Aim: Wherever the string "Percentage" appears in a line, extract that line.

☆ ☆ ☆ ☆

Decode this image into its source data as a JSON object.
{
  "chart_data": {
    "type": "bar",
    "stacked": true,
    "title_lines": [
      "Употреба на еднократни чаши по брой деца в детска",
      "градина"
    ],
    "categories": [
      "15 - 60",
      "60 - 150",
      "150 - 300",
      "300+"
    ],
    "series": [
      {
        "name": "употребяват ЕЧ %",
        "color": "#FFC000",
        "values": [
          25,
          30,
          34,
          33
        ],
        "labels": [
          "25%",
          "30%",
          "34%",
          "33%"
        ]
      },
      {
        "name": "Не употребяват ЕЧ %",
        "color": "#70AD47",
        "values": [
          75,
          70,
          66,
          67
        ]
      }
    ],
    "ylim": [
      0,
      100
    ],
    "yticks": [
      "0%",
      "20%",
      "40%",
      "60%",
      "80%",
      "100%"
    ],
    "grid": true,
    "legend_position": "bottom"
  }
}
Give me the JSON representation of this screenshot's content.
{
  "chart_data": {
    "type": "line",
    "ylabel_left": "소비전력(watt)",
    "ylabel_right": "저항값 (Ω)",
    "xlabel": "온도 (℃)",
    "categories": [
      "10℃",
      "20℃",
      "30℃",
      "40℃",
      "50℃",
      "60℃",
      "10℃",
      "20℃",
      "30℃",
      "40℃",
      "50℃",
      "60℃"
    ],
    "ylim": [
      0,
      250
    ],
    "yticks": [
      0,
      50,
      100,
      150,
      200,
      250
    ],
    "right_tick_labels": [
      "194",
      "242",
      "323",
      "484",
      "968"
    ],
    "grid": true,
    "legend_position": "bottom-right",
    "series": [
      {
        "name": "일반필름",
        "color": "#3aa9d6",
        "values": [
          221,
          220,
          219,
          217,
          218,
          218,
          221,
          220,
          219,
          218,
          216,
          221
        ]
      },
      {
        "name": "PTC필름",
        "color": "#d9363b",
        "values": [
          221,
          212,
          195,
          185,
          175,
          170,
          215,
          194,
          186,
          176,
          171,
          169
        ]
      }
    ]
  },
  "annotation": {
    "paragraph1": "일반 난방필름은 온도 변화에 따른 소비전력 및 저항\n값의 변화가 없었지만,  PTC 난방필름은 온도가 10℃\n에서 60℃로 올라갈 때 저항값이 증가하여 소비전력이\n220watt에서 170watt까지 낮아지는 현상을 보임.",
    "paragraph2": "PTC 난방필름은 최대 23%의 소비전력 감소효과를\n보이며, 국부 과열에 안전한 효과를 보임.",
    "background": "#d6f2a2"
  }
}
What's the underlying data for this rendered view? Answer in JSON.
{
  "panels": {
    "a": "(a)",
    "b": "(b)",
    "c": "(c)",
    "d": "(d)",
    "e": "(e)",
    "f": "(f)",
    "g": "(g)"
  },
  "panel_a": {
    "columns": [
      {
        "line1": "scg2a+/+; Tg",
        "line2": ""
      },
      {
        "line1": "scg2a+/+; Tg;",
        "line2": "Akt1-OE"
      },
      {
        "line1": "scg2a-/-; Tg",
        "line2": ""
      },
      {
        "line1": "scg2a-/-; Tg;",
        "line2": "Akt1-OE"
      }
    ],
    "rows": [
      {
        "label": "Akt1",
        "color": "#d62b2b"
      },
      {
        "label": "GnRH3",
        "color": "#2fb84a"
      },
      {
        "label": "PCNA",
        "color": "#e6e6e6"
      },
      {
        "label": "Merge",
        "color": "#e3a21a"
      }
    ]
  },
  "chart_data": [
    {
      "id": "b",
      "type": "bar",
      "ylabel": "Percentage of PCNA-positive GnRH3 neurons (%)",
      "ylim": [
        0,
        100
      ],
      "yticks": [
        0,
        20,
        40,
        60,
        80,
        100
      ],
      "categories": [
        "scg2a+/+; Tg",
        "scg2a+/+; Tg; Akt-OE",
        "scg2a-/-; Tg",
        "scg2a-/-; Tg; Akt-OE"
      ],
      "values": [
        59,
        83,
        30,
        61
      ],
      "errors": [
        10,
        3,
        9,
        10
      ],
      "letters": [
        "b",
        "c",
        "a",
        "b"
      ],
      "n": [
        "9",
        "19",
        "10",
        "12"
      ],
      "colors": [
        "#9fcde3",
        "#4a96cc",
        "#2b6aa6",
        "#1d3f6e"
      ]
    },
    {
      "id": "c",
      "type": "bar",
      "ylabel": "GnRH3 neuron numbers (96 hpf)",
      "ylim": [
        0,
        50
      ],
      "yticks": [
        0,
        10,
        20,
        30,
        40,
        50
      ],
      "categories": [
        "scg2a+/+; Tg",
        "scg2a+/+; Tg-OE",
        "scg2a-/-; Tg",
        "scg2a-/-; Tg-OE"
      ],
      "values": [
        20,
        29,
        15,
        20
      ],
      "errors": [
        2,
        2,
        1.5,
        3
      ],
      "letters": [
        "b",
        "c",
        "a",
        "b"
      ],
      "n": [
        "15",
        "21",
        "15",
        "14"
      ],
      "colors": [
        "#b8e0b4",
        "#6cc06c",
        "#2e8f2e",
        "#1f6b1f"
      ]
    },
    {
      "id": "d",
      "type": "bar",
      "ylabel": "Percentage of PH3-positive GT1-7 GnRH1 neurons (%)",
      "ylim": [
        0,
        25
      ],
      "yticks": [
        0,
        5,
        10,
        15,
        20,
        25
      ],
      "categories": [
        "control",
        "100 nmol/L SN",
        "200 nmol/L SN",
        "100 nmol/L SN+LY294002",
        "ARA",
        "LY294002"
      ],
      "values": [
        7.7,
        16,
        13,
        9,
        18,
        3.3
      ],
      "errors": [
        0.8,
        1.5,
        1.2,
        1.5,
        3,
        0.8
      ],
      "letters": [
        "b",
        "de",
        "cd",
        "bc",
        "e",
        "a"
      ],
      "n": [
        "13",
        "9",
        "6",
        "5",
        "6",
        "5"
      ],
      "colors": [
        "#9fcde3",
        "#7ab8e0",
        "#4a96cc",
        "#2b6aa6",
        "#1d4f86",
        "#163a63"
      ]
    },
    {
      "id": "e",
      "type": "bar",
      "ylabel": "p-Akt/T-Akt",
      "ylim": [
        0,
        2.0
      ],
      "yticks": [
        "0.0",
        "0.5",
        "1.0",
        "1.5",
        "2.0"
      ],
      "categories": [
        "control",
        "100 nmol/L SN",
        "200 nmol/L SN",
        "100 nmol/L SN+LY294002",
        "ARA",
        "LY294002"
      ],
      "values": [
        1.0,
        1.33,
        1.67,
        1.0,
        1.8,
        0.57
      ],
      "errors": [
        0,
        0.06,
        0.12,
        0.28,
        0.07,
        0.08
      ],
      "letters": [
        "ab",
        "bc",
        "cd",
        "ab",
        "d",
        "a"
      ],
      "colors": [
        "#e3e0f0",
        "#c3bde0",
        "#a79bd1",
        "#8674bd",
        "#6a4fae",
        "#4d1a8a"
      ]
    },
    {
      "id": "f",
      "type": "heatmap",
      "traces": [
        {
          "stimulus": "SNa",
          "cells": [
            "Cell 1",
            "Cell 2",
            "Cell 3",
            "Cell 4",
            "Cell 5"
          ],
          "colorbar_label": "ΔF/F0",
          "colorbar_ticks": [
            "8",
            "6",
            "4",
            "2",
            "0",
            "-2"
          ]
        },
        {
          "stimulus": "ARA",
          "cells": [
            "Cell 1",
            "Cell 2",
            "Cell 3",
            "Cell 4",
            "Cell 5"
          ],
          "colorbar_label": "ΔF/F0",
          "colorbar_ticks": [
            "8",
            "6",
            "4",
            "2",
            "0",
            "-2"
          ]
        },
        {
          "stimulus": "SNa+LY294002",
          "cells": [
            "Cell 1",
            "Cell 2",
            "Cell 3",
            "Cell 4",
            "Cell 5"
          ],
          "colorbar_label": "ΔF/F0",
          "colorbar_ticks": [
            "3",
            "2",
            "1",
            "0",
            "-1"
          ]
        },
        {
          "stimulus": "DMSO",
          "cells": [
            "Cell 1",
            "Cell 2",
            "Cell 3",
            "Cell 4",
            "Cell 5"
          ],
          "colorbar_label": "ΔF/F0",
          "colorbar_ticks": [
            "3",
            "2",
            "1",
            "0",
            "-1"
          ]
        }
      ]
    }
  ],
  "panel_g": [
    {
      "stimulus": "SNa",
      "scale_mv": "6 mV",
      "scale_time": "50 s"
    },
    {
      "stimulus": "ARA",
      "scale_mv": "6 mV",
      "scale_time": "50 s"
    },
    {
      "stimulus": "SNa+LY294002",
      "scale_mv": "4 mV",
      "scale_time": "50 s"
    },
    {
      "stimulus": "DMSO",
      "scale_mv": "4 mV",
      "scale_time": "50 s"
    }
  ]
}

☆ ☆ ☆ ☆

Solution for this exercise:
      "ylabel": "Percentage of PCNA-positive GnRH3 neurons (%)",
      "ylabel": "Percentage of PH3-positive GT1-7 GnRH1 neurons (%)",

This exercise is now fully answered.